From the entries below, list each line with "structured".

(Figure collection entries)

============

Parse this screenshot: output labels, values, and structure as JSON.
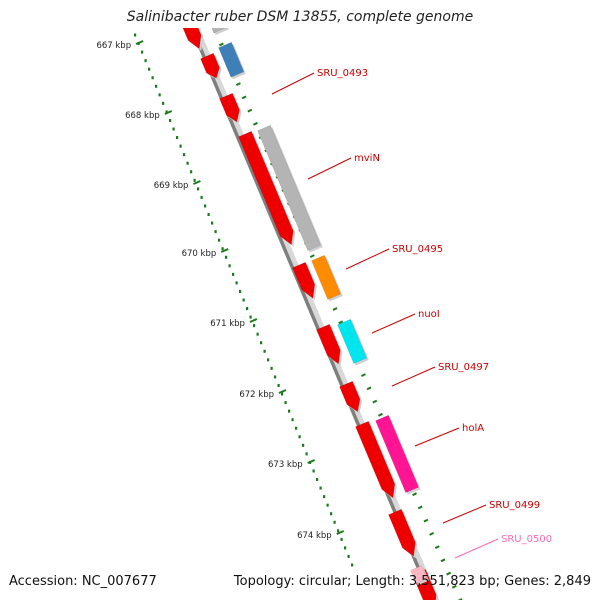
{
  "header": {
    "title": "Salinibacter ruber DSM 13855, complete genome"
  },
  "footer": {
    "accession": "Accession: NC_007677",
    "summary": "Topology: circular; Length: 3,551,823 bp; Genes: 2,849"
  },
  "map": {
    "ruler_color": "#1a7a1a",
    "backbone_color": "#808080",
    "ruler_labels": [
      "667 kbp",
      "668 kbp",
      "669 kbp",
      "670 kbp",
      "671 kbp",
      "672 kbp",
      "673 kbp",
      "674 kbp"
    ],
    "features": [
      {
        "label": "SRU_0493",
        "color": "#3f7fb8",
        "label_color": "#cc0000"
      },
      {
        "label": "mviN",
        "color": "#b4b4b4",
        "label_color": "#cc0000"
      },
      {
        "label": "SRU_0495",
        "color": "#ff8c00",
        "label_color": "#cc0000"
      },
      {
        "label": "nuoI",
        "color": "#00e5ee",
        "label_color": "#cc0000"
      },
      {
        "label": "SRU_0497",
        "color": "#ee0000",
        "label_color": "#cc0000"
      },
      {
        "label": "holA",
        "color": "#ff1493",
        "label_color": "#cc0000"
      },
      {
        "label": "SRU_0499",
        "color": "#ee0000",
        "label_color": "#cc0000"
      },
      {
        "label": "SRU_0500",
        "color": "#ffb6c1",
        "label_color": "#ff69b4"
      }
    ],
    "red_gene_color": "#ee0000"
  }
}
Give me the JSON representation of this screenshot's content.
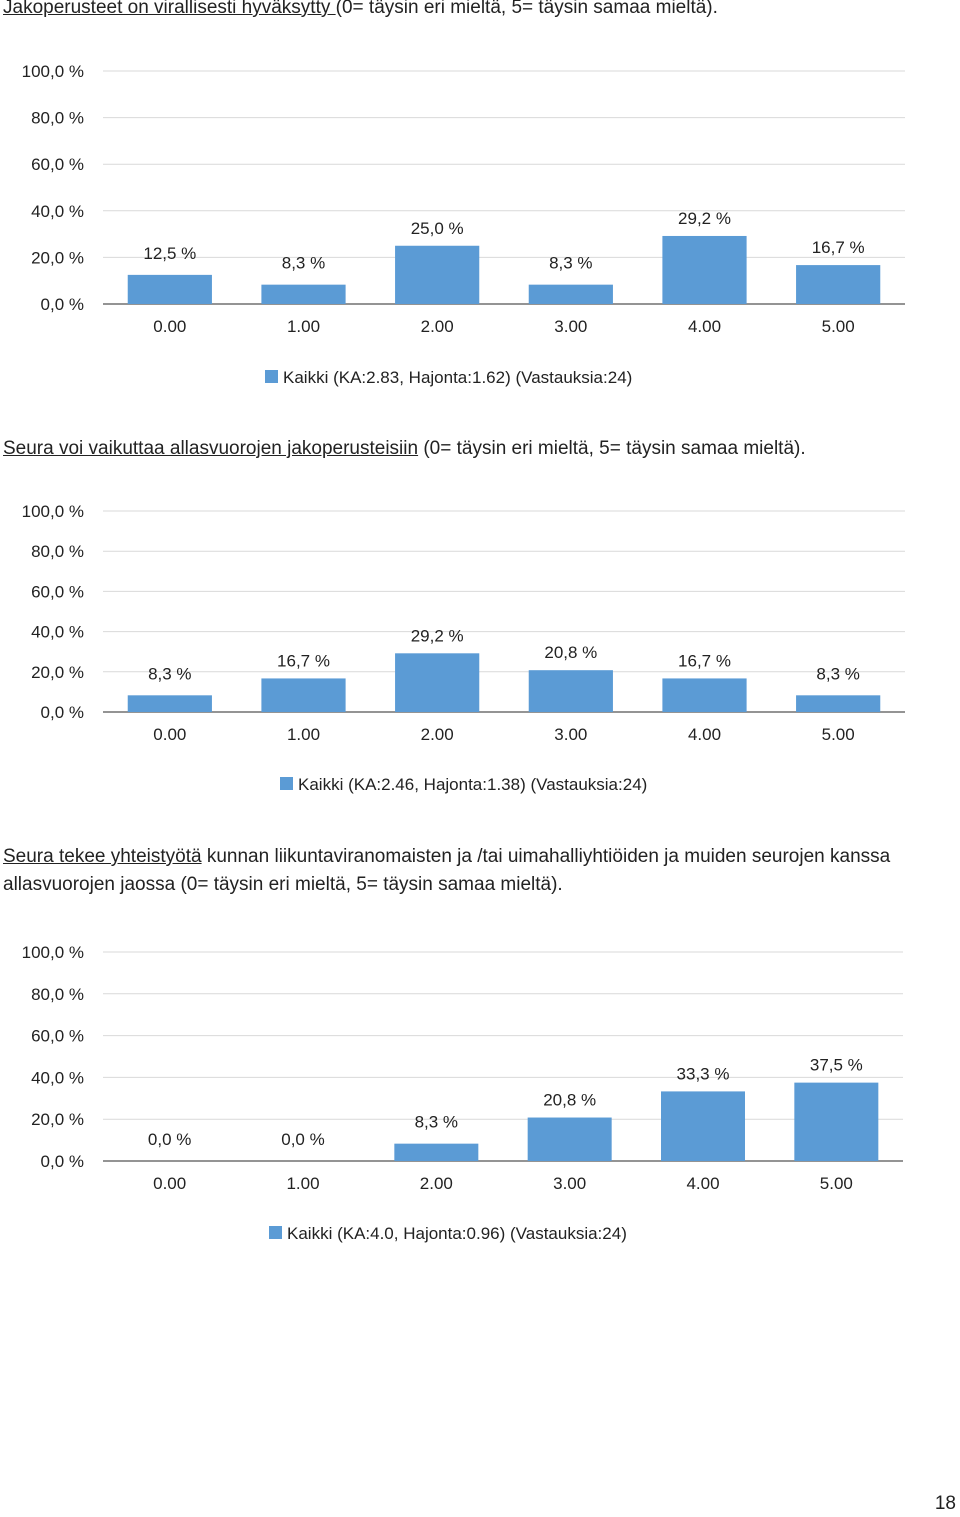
{
  "page_number": "18",
  "chart_data": [
    {
      "type": "bar",
      "heading_underlined": "Jakoperusteet on virallisesti hyväksytty ",
      "heading_rest": "(0= täysin eri mieltä, 5= täysin samaa mieltä).",
      "categories": [
        "0.00",
        "1.00",
        "2.00",
        "3.00",
        "4.00",
        "5.00"
      ],
      "values": [
        12.5,
        8.3,
        25.0,
        8.3,
        29.2,
        16.7
      ],
      "value_labels": [
        "12,5 %",
        "8,3 %",
        "25,0 %",
        "8,3 %",
        "29,2 %",
        "16,7 %"
      ],
      "y_ticks": [
        "0,0 %",
        "20,0 %",
        "40,0 %",
        "60,0 %",
        "80,0 %",
        "100,0 %"
      ],
      "ylim": [
        0,
        100
      ],
      "grid": true,
      "legend": "Kaikki (KA:2.83, Hajonta:1.62) (Vastauksia:24)",
      "legend_position": "bottom",
      "bar_color": "#5b9bd5"
    },
    {
      "type": "bar",
      "heading_underlined": "Seura voi vaikuttaa allasvuorojen jakoperusteisiin",
      "heading_rest": " (0= täysin eri mieltä, 5= täysin samaa mieltä).",
      "categories": [
        "0.00",
        "1.00",
        "2.00",
        "3.00",
        "4.00",
        "5.00"
      ],
      "values": [
        8.3,
        16.7,
        29.2,
        20.8,
        16.7,
        8.3
      ],
      "value_labels": [
        "8,3 %",
        "16,7 %",
        "29,2 %",
        "20,8 %",
        "16,7 %",
        "8,3 %"
      ],
      "y_ticks": [
        "0,0 %",
        "20,0 %",
        "40,0 %",
        "60,0 %",
        "80,0 %",
        "100,0 %"
      ],
      "ylim": [
        0,
        100
      ],
      "grid": true,
      "legend": "Kaikki (KA:2.46, Hajonta:1.38) (Vastauksia:24)",
      "legend_position": "bottom",
      "bar_color": "#5b9bd5"
    },
    {
      "type": "bar",
      "heading_underlined": "Seura tekee yhteistyötä",
      "heading_rest": " kunnan liikuntaviranomaisten ja /tai uimahalliyhtiöiden ja muiden seurojen kanssa allasvuorojen jaossa (0= täysin eri mieltä, 5= täysin samaa mieltä).",
      "categories": [
        "0.00",
        "1.00",
        "2.00",
        "3.00",
        "4.00",
        "5.00"
      ],
      "values": [
        0.0,
        0.0,
        8.3,
        20.8,
        33.3,
        37.5
      ],
      "value_labels": [
        "0,0 %",
        "0,0 %",
        "8,3 %",
        "20,8 %",
        "33,3 %",
        "37,5 %"
      ],
      "y_ticks": [
        "0,0 %",
        "20,0 %",
        "40,0 %",
        "60,0 %",
        "80,0 %",
        "100,0 %"
      ],
      "ylim": [
        0,
        100
      ],
      "grid": true,
      "legend": "Kaikki (KA:4.0, Hajonta:0.96) (Vastauksia:24)",
      "legend_position": "bottom",
      "bar_color": "#5b9bd5"
    }
  ]
}
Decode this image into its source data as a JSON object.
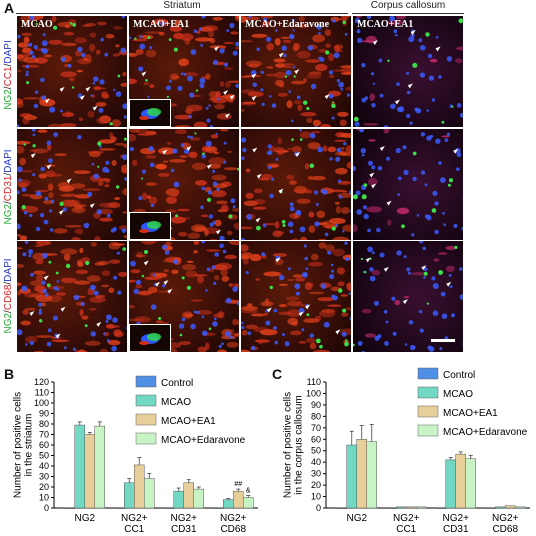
{
  "panel_a": {
    "letter": "A",
    "groups": [
      {
        "title": "Striatum"
      },
      {
        "title": "Corpus callosum"
      }
    ],
    "columns": [
      "MCAO",
      "MCAO+EA1",
      "MCAO+Edaravone",
      "MCAO+EA1"
    ],
    "rows": [
      {
        "parts": [
          {
            "text": "NG2",
            "color": "#22aa33"
          },
          {
            "text": "/",
            "color": "#222222"
          },
          {
            "text": "CC1",
            "color": "#dd2222"
          },
          {
            "text": "/",
            "color": "#222222"
          },
          {
            "text": "DAPI",
            "color": "#2233cc"
          }
        ]
      },
      {
        "parts": [
          {
            "text": "NG2",
            "color": "#22aa33"
          },
          {
            "text": "/",
            "color": "#222222"
          },
          {
            "text": "CD31",
            "color": "#dd2222"
          },
          {
            "text": "/",
            "color": "#222222"
          },
          {
            "text": "DAPI",
            "color": "#2233cc"
          }
        ]
      },
      {
        "parts": [
          {
            "text": "NG2",
            "color": "#22aa33"
          },
          {
            "text": "/",
            "color": "#222222"
          },
          {
            "text": "CD68",
            "color": "#dd2222"
          },
          {
            "text": "/",
            "color": "#222222"
          },
          {
            "text": "DAPI",
            "color": "#2233cc"
          }
        ]
      }
    ]
  },
  "chart_data": [
    {
      "panel": "B",
      "type": "bar",
      "ylabel": "Number of positive cells in the striatum",
      "ylim": [
        0,
        120
      ],
      "yticks": [
        0,
        10,
        20,
        30,
        40,
        50,
        60,
        70,
        80,
        90,
        100,
        110,
        120
      ],
      "categories": [
        "NG2",
        "NG2+\nCC1",
        "NG2+\nCD31",
        "NG2+\nCD68"
      ],
      "series": [
        {
          "name": "Control",
          "color": "#4f8fe6",
          "values": [
            0,
            0,
            0,
            0
          ],
          "errors": [
            0,
            0,
            0,
            0
          ]
        },
        {
          "name": "MCAO",
          "color": "#72d7c3",
          "values": [
            79,
            24,
            16,
            8
          ],
          "errors": [
            3,
            4,
            3,
            1
          ]
        },
        {
          "name": "MCAO+EA1",
          "color": "#e6cf98",
          "values": [
            70,
            41,
            24,
            16
          ],
          "errors": [
            2,
            7,
            3,
            2
          ]
        },
        {
          "name": "MCAO+Edaravone",
          "color": "#c7f3c5",
          "values": [
            78,
            28,
            18,
            10
          ],
          "errors": [
            4,
            5,
            2,
            2
          ]
        }
      ],
      "legend": "top-right",
      "annotations": [
        {
          "text": "##",
          "category": 3,
          "series": 2
        },
        {
          "text": "&",
          "category": 3,
          "series": 3
        }
      ]
    },
    {
      "panel": "C",
      "type": "bar",
      "ylabel": "Number of positive cells in the corpus callosum",
      "ylim": [
        0,
        110
      ],
      "yticks": [
        0,
        10,
        20,
        30,
        40,
        50,
        60,
        70,
        80,
        90,
        100,
        110
      ],
      "categories": [
        "NG2",
        "NG2+\nCC1",
        "NG2+\nCD31",
        "NG2+\nCD68"
      ],
      "series": [
        {
          "name": "Control",
          "color": "#4f8fe6",
          "values": [
            0,
            0,
            0,
            0
          ],
          "errors": [
            0,
            0,
            0,
            0
          ]
        },
        {
          "name": "MCAO",
          "color": "#72d7c3",
          "values": [
            55,
            1,
            42,
            1
          ],
          "errors": [
            12,
            0,
            2,
            0
          ]
        },
        {
          "name": "MCAO+EA1",
          "color": "#e6cf98",
          "values": [
            60,
            1,
            47,
            2
          ],
          "errors": [
            12,
            0,
            2,
            0
          ]
        },
        {
          "name": "MCAO+Edaravone",
          "color": "#c7f3c5",
          "values": [
            58,
            1,
            43,
            1
          ],
          "errors": [
            15,
            0,
            3,
            0
          ]
        }
      ],
      "legend": "top-right",
      "annotations": []
    }
  ]
}
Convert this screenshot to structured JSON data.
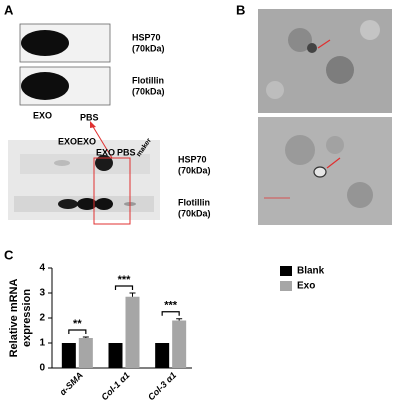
{
  "panel_labels": [
    "A",
    "B",
    "C"
  ],
  "panel_a": {
    "top_markers": [
      {
        "name": "HSP70",
        "size": "(70kDa)"
      },
      {
        "name": "Flotillin",
        "size": "(70kDa)"
      }
    ],
    "top_lanes": [
      "EXO",
      "PBS"
    ],
    "bottom_lanes": [
      "EXO",
      "EXO",
      "EXO",
      "PBS",
      "maker"
    ],
    "bottom_markers": [
      {
        "name": "HSP70",
        "size": "(70kDa)"
      },
      {
        "name": "Flotillin",
        "size": "(70kDa)"
      }
    ]
  },
  "chart_data": {
    "type": "bar",
    "ylabel": [
      "Relative mRNA",
      "expression"
    ],
    "categories": [
      "α-SMA",
      "Col-1 α1",
      "Col-3 α1"
    ],
    "series": [
      {
        "name": "Blank",
        "color": "#000000",
        "values": [
          1,
          1,
          1
        ],
        "errors": [
          0,
          0,
          0
        ]
      },
      {
        "name": "Exo",
        "color": "#a6a6a6",
        "values": [
          1.2,
          2.85,
          1.9
        ],
        "errors": [
          0.04,
          0.15,
          0.07
        ]
      }
    ],
    "annotations": [
      "**",
      "***",
      "***"
    ],
    "ylim": [
      0,
      4
    ],
    "yticks": [
      0,
      1,
      2,
      3,
      4
    ],
    "legend": "upper right"
  }
}
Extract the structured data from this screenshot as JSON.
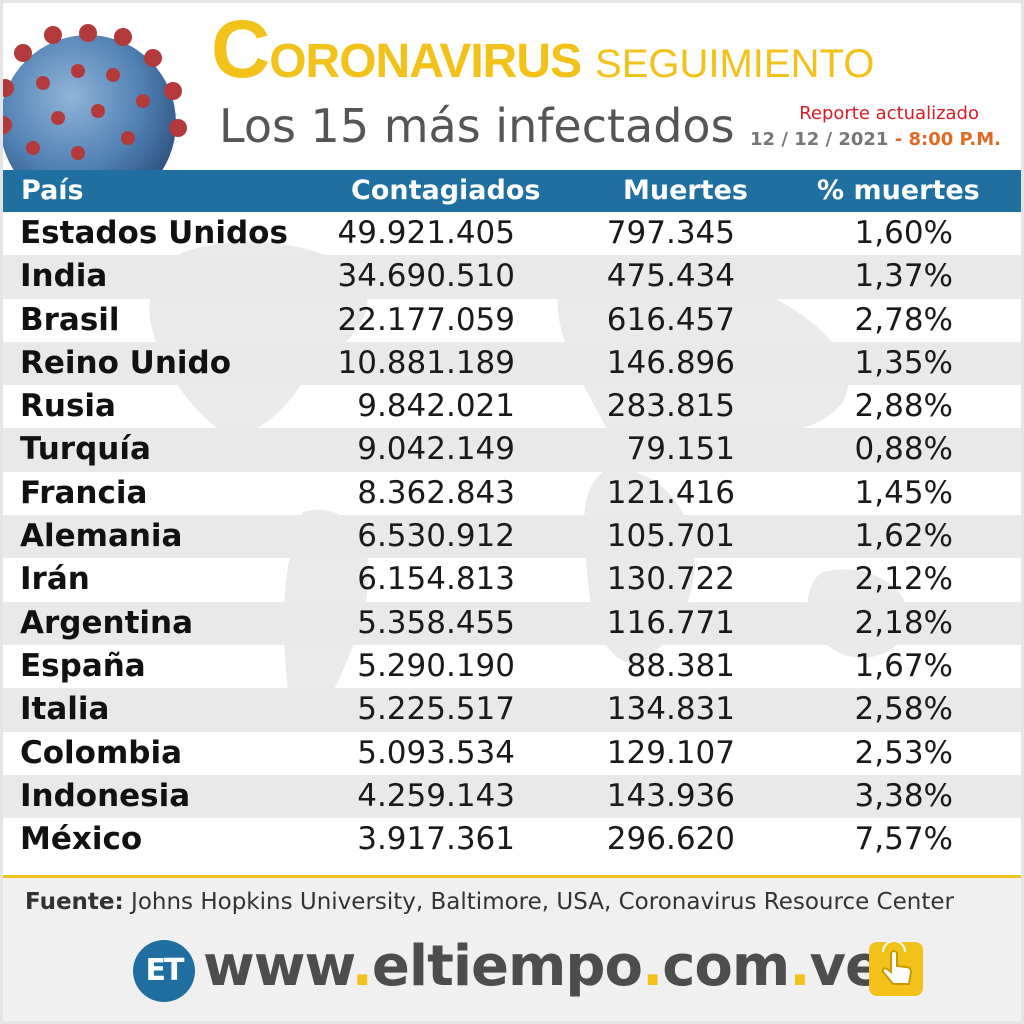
{
  "header": {
    "title_initial": "C",
    "title_rest": "ORONAVIRUS",
    "title_secondary": "SEGUIMIENTO",
    "subtitle": "Los 15 más infectados",
    "report_label": "Reporte actualizado",
    "report_date": "12 / 12 / 2021",
    "report_separator": "-",
    "report_time": "8:00 P.M."
  },
  "colors": {
    "accent_yellow": "#f2c21a",
    "header_blue": "#1f6fa0",
    "report_red": "#d91c24",
    "stripe_gray": "#e9e9e9"
  },
  "chart_data": {
    "type": "table",
    "columns": [
      "País",
      "Contagiados",
      "Muertes",
      "% muertes"
    ],
    "rows": [
      [
        "Estados Unidos",
        "49.921.405",
        "797.345",
        "1,60%"
      ],
      [
        "India",
        "34.690.510",
        "475.434",
        "1,37%"
      ],
      [
        "Brasil",
        "22.177.059",
        "616.457",
        "2,78%"
      ],
      [
        "Reino Unido",
        "10.881.189",
        "146.896",
        "1,35%"
      ],
      [
        "Rusia",
        "9.842.021",
        "283.815",
        "2,88%"
      ],
      [
        "Turquía",
        "9.042.149",
        "79.151",
        "0,88%"
      ],
      [
        "Francia",
        "8.362.843",
        "121.416",
        "1,45%"
      ],
      [
        "Alemania",
        "6.530.912",
        "105.701",
        "1,62%"
      ],
      [
        "Irán",
        "6.154.813",
        "130.722",
        "2,12%"
      ],
      [
        "Argentina",
        "5.358.455",
        "116.771",
        "2,18%"
      ],
      [
        "España",
        "5.290.190",
        "88.381",
        "1,67%"
      ],
      [
        "Italia",
        "5.225.517",
        "134.831",
        "2,58%"
      ],
      [
        "Colombia",
        "5.093.534",
        "129.107",
        "2,53%"
      ],
      [
        "Indonesia",
        "4.259.143",
        "143.936",
        "3,38%"
      ],
      [
        "México",
        "3.917.361",
        "296.620",
        "7,57%"
      ]
    ]
  },
  "footer": {
    "source_label": "Fuente:",
    "source_text": "Johns Hopkins University, Baltimore, USA, Coronavirus Resource Center",
    "logo_text": "ET",
    "site_parts": [
      "www",
      ".",
      "eltiempo",
      ".",
      "com",
      ".",
      "ve"
    ],
    "hand_icon": "pointing-hand-icon"
  }
}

============

[Result for this task]
Convert this screenshot to structured JSON data.
Extract the structured data from this screenshot as JSON.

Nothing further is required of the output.